__AIM__
Records follow. Copy every line with "metadata".

__DATA SUPPLIED__
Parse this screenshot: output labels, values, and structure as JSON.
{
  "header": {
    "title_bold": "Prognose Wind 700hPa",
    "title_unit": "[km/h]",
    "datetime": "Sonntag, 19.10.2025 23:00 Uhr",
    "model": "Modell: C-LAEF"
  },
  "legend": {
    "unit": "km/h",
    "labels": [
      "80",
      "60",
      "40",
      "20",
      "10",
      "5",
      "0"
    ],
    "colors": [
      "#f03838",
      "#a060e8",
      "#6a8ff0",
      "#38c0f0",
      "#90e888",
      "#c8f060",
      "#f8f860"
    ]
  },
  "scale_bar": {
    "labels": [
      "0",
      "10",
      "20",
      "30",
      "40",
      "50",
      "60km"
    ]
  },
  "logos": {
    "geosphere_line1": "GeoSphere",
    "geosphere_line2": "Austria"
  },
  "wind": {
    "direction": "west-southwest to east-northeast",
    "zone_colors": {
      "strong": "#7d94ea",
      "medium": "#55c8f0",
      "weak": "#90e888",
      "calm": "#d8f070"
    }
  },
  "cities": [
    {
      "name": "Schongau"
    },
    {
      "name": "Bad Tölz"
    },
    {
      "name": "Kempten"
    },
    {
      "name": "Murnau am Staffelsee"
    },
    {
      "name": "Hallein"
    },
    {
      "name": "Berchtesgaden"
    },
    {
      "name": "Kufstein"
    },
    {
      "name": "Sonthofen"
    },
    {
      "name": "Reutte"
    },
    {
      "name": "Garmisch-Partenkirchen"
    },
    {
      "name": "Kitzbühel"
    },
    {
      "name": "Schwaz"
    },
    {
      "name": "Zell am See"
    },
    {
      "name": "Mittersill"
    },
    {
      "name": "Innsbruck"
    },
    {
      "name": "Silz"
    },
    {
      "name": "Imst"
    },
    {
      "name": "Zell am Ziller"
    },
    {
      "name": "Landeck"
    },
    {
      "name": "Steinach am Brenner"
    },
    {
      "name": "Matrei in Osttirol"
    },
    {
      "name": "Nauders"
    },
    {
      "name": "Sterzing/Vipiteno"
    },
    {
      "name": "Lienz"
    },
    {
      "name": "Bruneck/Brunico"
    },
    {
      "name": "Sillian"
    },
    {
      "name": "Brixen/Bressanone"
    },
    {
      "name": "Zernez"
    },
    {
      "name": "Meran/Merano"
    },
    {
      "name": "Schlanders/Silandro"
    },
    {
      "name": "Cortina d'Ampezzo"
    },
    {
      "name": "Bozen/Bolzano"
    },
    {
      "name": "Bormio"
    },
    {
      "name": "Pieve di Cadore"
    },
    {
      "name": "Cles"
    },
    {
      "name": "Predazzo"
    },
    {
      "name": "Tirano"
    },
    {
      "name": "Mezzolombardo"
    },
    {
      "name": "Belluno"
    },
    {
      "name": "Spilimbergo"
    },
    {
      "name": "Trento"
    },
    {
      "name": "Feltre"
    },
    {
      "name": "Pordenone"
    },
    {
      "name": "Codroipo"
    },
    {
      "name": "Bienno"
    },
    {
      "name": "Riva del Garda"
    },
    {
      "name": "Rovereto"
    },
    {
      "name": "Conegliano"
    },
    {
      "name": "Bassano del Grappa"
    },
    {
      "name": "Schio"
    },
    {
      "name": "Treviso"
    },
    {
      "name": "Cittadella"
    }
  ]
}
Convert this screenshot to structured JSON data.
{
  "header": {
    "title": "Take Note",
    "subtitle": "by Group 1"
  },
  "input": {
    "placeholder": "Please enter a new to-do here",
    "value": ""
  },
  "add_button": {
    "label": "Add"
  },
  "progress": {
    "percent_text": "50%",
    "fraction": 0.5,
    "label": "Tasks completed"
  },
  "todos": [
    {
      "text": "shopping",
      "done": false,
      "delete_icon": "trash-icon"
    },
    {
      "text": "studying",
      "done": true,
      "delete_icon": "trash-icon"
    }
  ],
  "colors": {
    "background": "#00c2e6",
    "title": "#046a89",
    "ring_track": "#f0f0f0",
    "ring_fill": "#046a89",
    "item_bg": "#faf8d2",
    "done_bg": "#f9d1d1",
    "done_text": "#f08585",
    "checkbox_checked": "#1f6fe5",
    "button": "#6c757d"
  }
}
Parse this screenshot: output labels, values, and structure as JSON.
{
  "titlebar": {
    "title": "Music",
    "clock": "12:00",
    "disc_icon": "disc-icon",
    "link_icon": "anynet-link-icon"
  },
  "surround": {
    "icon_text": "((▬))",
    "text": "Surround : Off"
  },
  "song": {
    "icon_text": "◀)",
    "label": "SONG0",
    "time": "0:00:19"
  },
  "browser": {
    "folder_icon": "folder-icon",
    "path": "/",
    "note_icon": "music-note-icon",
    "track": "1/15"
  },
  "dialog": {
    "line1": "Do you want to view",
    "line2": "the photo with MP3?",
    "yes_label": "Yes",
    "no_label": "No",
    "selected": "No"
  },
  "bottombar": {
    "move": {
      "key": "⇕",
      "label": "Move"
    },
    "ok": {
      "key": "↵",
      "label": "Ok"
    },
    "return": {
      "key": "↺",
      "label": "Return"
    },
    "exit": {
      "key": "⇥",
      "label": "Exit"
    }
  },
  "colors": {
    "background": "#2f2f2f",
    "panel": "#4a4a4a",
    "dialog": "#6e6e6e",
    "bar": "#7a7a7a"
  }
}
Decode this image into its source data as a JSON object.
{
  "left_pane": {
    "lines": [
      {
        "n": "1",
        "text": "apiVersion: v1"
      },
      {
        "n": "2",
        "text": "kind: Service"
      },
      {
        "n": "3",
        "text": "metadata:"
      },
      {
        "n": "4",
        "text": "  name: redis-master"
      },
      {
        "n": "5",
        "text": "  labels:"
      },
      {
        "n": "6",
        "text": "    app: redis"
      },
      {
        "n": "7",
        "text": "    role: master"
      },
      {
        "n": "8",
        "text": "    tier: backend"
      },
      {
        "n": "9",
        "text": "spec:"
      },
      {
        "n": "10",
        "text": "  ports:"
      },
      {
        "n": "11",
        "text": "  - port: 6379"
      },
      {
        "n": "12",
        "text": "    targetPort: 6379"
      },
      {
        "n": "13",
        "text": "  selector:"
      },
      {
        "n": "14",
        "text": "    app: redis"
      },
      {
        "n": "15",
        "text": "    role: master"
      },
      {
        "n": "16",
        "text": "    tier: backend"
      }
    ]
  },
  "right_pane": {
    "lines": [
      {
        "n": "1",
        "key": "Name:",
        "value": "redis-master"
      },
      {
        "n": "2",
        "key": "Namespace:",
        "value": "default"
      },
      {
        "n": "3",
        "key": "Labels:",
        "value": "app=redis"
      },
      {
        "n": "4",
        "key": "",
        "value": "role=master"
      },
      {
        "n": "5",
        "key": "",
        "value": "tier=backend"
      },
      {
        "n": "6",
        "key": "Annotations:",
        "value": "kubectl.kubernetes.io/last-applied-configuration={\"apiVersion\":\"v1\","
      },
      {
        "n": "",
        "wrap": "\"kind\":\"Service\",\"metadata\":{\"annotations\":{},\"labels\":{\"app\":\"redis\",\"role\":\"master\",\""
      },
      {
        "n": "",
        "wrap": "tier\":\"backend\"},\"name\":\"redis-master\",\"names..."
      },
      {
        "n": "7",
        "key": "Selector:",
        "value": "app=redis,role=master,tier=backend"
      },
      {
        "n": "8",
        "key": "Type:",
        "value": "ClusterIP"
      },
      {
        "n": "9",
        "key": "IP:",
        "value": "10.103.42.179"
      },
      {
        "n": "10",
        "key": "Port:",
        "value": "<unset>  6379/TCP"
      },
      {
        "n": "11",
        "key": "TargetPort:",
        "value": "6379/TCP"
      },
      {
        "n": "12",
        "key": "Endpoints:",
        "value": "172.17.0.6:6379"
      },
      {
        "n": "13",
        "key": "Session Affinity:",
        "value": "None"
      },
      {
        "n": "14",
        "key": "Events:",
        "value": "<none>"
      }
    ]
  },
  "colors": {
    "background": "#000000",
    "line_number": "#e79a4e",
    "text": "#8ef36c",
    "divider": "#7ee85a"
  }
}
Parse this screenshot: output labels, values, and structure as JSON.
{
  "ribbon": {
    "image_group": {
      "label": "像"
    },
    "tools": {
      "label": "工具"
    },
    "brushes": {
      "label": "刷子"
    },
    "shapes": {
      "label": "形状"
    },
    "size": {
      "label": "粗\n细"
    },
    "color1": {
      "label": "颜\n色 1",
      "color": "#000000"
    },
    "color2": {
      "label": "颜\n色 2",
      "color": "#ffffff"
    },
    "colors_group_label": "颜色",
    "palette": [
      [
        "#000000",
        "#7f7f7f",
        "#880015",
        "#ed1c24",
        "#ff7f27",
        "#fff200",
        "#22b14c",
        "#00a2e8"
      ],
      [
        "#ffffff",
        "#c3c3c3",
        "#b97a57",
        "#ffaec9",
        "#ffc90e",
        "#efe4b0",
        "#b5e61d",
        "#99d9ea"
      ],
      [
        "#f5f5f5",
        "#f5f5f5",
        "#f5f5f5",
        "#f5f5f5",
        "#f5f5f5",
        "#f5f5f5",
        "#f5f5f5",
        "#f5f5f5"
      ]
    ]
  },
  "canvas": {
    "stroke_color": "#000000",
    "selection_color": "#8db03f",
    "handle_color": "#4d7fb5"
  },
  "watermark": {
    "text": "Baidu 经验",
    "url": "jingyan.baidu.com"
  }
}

__ANSWER__
        "text": "metadata:"
        "wrap": "\"kind\":\"Service\",\"metadata\":{\"annotations\":{},\"labels\":{\"app\":\"redis\",\"role\":\"master\",\""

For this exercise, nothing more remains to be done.